-- start Record extracts --
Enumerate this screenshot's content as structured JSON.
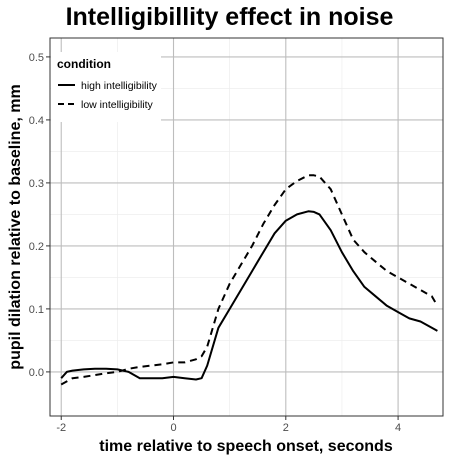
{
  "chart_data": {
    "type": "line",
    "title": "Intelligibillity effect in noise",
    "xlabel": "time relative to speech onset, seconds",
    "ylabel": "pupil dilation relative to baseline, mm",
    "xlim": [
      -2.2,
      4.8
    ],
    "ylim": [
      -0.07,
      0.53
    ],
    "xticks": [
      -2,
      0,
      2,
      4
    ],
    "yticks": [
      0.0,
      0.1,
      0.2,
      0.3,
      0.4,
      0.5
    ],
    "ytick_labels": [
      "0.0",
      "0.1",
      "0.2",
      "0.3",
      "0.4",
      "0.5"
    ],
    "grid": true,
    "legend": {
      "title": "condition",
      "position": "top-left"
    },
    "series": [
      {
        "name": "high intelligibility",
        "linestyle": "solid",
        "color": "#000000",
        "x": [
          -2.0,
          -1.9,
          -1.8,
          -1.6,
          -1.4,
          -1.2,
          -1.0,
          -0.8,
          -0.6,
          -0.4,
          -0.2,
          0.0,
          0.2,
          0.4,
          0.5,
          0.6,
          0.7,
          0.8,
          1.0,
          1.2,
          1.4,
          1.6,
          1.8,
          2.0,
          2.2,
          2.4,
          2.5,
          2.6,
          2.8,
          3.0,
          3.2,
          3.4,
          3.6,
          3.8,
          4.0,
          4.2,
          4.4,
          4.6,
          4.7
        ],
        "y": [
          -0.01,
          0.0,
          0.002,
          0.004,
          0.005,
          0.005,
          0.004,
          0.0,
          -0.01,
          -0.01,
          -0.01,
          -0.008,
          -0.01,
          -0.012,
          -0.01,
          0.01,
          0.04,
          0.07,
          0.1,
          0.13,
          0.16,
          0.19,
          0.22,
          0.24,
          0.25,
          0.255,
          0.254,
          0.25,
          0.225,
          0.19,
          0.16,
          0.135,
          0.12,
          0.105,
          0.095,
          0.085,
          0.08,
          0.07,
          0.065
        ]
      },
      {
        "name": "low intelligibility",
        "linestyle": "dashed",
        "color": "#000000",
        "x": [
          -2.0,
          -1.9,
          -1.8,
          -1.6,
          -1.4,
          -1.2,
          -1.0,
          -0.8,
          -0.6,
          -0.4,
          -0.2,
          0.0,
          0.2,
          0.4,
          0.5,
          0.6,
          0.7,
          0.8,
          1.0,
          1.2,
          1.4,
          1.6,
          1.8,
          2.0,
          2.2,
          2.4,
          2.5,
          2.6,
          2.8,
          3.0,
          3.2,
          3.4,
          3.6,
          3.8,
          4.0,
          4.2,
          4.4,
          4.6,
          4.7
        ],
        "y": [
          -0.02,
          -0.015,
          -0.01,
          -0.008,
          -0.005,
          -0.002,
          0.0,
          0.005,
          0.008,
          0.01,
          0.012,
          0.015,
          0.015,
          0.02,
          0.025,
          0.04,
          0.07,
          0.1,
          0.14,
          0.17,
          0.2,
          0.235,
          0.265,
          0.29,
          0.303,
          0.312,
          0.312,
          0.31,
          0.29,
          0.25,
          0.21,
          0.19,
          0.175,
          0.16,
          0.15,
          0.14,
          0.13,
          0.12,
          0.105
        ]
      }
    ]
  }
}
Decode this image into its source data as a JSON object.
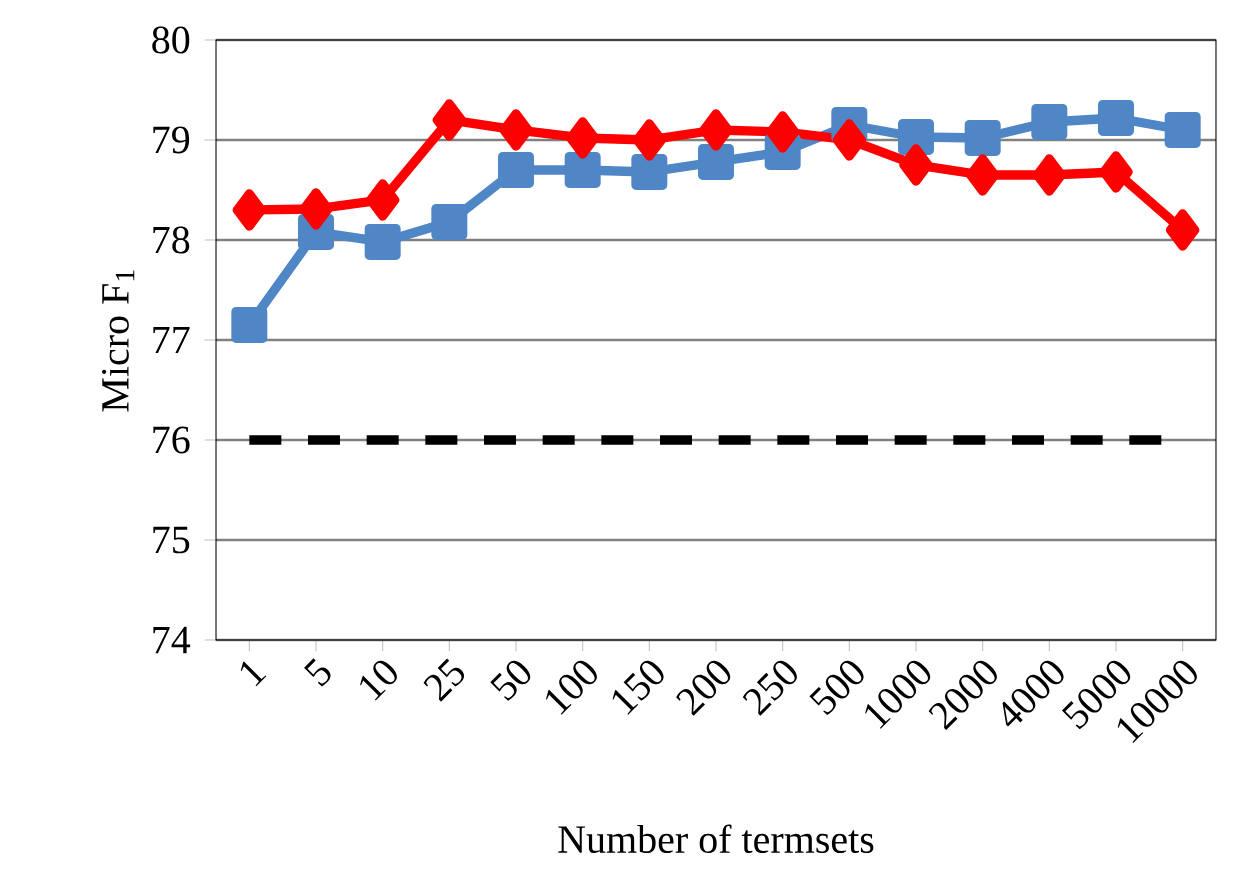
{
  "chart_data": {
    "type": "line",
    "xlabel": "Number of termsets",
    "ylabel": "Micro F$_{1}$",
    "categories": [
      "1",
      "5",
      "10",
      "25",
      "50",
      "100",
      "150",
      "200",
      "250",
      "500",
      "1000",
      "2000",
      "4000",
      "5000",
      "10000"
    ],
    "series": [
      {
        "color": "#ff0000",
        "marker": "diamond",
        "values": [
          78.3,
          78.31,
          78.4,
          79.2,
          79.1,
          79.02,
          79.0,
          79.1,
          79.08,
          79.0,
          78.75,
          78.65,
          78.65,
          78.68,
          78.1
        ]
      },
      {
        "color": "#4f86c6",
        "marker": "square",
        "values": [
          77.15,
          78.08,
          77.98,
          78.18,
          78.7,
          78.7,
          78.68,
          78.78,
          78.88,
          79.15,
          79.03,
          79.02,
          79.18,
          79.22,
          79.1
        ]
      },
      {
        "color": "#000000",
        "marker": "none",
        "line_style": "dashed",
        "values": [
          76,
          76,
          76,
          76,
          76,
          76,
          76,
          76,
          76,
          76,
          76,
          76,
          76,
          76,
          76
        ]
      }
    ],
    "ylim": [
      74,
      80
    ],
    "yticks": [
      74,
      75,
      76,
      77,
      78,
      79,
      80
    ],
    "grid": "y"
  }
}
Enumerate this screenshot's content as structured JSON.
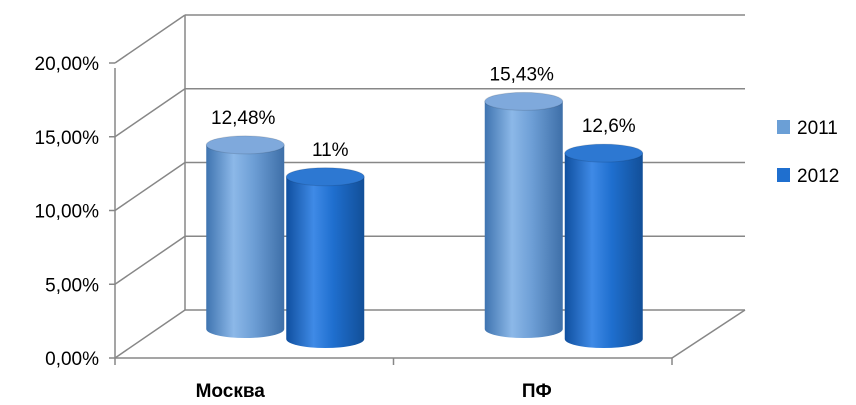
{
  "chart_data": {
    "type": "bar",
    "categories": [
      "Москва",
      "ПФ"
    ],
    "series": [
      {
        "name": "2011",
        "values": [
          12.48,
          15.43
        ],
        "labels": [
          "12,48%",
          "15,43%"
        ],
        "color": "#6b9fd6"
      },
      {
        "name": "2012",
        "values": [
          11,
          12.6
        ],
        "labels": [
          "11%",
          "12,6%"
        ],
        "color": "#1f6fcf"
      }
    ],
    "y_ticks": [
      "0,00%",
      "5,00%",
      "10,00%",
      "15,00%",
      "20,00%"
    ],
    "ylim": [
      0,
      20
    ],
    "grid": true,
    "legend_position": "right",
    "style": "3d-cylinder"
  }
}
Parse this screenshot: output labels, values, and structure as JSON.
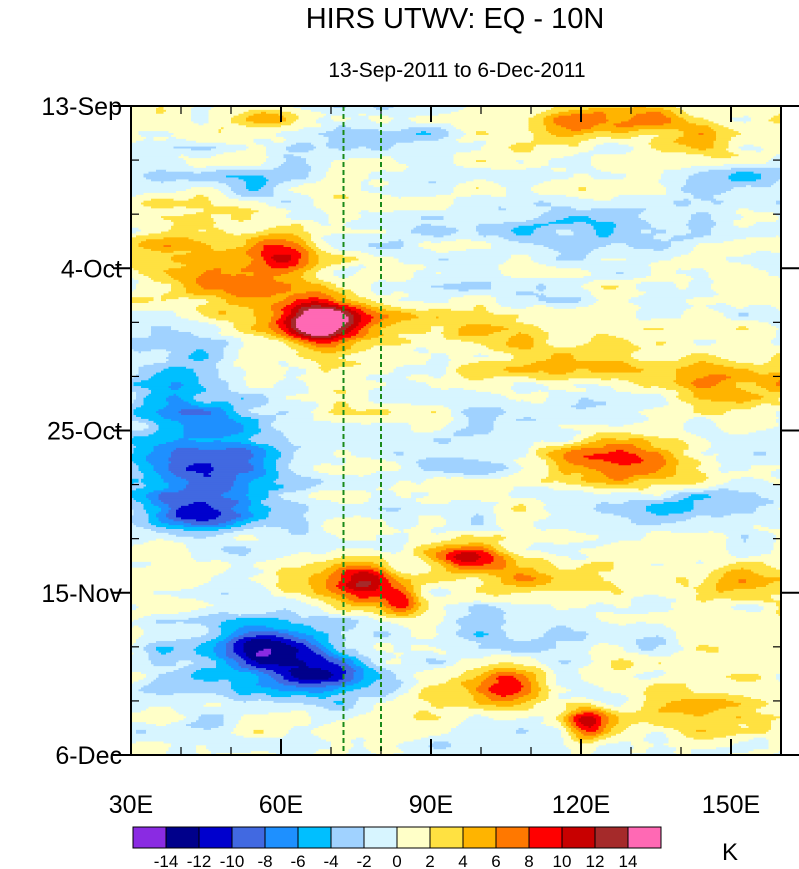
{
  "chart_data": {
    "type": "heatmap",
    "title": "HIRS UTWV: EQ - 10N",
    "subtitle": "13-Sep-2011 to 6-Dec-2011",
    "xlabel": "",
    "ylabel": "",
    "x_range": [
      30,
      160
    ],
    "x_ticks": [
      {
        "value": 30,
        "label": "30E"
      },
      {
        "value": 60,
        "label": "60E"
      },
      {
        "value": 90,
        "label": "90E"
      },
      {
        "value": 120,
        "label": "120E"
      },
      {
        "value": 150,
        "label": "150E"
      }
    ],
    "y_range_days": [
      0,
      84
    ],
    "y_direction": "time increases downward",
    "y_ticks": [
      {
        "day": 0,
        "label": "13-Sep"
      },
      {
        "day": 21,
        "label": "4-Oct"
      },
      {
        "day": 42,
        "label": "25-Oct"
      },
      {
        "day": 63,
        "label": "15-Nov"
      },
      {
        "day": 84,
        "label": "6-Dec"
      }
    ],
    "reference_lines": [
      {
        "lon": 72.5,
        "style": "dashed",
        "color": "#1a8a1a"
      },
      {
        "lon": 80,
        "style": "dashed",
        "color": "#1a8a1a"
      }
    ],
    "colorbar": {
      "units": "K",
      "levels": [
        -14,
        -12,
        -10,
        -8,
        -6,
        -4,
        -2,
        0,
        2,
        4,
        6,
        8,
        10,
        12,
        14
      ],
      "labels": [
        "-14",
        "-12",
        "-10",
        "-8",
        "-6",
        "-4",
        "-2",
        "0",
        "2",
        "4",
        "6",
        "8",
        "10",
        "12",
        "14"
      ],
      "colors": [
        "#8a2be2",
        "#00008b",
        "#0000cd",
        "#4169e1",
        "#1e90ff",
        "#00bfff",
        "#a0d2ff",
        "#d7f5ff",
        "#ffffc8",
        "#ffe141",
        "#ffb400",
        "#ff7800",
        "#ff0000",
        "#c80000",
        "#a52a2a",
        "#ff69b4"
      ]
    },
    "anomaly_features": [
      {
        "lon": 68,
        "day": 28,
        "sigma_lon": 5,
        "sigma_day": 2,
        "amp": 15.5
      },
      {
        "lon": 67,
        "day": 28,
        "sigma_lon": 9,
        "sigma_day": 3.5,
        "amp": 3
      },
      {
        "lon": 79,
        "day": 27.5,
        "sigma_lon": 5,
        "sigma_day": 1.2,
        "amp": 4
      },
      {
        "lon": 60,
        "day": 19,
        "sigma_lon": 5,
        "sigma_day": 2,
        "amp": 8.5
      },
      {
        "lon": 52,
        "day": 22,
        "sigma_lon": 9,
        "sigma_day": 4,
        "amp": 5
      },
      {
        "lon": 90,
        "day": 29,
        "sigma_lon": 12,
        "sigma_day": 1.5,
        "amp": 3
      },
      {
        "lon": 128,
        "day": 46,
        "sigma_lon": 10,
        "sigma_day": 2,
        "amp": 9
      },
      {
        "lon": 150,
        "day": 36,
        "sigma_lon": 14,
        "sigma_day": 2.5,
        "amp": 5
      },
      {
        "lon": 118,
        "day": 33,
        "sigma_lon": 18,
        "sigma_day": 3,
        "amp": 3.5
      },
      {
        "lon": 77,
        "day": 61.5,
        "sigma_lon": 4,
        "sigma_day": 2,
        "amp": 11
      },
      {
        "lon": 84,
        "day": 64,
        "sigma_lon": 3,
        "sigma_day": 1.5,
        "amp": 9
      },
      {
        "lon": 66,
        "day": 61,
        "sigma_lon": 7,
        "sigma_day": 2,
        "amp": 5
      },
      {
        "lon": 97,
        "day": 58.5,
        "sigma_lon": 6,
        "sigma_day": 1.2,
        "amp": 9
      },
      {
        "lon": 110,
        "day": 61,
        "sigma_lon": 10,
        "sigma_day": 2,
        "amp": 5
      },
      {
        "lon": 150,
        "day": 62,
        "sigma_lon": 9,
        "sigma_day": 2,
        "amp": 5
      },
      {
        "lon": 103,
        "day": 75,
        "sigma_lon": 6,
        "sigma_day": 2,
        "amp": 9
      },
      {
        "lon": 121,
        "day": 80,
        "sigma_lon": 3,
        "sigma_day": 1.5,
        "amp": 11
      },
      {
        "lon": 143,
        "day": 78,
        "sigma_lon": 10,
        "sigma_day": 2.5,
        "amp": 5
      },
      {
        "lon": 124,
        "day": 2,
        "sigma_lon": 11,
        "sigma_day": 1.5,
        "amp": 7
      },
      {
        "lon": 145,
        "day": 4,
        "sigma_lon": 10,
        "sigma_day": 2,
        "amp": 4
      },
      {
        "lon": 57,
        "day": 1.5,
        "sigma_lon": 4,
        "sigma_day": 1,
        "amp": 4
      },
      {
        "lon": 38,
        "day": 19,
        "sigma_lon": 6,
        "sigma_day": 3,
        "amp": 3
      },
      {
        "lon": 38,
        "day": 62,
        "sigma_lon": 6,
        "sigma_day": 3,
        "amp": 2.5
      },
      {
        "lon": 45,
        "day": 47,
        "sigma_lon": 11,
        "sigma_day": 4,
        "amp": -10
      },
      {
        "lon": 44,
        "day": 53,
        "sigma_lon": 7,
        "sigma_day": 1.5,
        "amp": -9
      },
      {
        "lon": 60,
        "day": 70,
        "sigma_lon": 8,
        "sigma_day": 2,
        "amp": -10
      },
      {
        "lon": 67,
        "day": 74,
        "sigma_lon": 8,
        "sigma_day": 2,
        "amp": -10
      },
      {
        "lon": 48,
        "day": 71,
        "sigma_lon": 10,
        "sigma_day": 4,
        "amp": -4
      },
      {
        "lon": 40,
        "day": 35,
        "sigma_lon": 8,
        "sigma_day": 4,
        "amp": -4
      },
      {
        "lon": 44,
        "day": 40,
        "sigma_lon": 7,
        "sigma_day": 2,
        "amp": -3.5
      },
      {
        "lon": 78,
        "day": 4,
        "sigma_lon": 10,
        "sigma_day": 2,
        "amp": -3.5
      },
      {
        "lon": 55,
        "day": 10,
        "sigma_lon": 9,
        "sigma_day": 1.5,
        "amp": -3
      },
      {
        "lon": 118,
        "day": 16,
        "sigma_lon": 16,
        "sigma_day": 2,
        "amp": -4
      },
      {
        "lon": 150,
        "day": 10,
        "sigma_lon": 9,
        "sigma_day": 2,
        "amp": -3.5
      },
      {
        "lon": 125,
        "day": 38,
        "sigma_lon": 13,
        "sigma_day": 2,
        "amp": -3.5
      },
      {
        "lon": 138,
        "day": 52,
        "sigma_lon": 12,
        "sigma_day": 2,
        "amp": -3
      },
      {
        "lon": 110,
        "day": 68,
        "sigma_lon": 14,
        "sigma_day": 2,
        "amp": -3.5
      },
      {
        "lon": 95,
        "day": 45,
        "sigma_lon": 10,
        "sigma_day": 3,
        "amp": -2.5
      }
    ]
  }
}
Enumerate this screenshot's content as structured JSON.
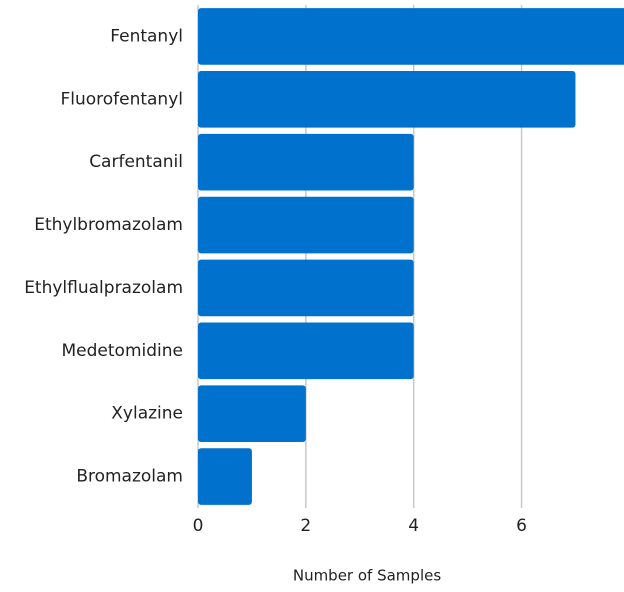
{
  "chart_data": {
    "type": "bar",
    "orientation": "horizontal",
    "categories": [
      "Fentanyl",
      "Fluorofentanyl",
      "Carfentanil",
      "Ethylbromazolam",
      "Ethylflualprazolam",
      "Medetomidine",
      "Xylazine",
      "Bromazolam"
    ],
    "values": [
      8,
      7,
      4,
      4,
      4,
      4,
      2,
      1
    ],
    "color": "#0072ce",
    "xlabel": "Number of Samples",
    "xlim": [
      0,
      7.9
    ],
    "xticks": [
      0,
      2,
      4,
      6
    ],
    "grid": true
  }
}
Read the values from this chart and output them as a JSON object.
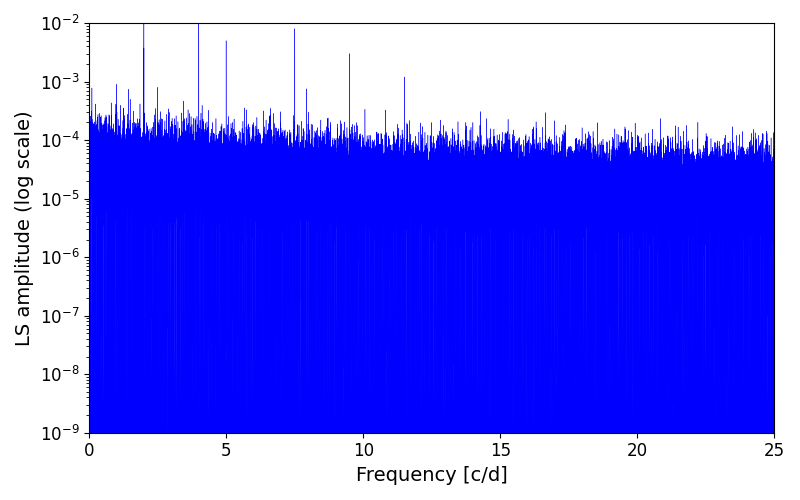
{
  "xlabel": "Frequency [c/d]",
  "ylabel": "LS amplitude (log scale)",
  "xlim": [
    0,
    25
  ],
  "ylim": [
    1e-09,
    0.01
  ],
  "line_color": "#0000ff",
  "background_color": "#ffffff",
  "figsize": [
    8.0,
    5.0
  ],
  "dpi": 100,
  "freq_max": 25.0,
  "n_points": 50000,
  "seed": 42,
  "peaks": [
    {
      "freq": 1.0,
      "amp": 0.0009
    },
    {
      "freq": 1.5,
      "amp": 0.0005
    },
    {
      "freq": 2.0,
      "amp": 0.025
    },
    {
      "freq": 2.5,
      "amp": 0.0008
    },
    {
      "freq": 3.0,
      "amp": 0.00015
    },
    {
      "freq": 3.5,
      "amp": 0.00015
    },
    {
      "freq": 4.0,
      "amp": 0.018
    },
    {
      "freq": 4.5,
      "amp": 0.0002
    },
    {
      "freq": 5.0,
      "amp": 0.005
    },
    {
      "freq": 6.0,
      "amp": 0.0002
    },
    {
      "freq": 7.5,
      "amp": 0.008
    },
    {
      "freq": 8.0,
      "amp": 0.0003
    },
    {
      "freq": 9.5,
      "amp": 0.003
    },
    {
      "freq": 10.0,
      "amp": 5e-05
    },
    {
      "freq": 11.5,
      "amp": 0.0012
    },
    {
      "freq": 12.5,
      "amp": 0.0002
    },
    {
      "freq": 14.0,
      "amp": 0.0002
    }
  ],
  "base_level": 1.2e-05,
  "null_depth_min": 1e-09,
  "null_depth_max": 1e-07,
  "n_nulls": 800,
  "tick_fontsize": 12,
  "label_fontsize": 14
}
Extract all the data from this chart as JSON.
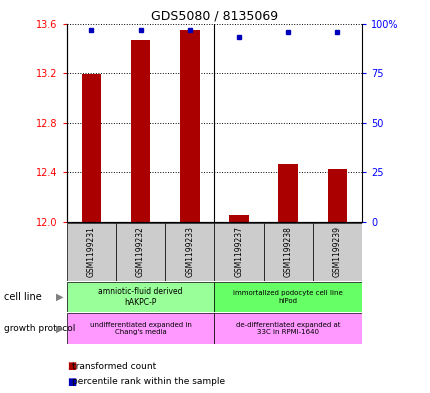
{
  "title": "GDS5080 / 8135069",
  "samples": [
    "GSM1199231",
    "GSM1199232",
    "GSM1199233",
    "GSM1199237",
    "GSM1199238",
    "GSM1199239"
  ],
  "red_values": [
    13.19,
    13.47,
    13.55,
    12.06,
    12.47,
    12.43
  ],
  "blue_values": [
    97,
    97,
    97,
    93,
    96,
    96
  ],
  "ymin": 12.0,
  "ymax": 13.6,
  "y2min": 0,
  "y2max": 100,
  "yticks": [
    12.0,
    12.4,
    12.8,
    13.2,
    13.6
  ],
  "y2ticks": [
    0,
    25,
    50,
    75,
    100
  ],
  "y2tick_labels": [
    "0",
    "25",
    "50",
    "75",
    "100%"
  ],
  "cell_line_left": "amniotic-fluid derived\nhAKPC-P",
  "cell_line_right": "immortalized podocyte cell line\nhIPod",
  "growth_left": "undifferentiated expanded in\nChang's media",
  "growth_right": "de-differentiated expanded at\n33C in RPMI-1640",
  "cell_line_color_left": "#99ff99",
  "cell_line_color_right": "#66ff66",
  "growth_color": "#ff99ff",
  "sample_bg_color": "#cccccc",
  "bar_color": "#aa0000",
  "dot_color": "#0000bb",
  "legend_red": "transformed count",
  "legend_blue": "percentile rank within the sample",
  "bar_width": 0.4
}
-- end Record extracts --
Short task:
Go through the listing above and locate each line that holds the word "expanded". Copy those lines.

Exercise output:
  "growth_left": "undifferentiated expanded in\nChang's media",
  "growth_right": "de-differentiated expanded at\n33C in RPMI-1640",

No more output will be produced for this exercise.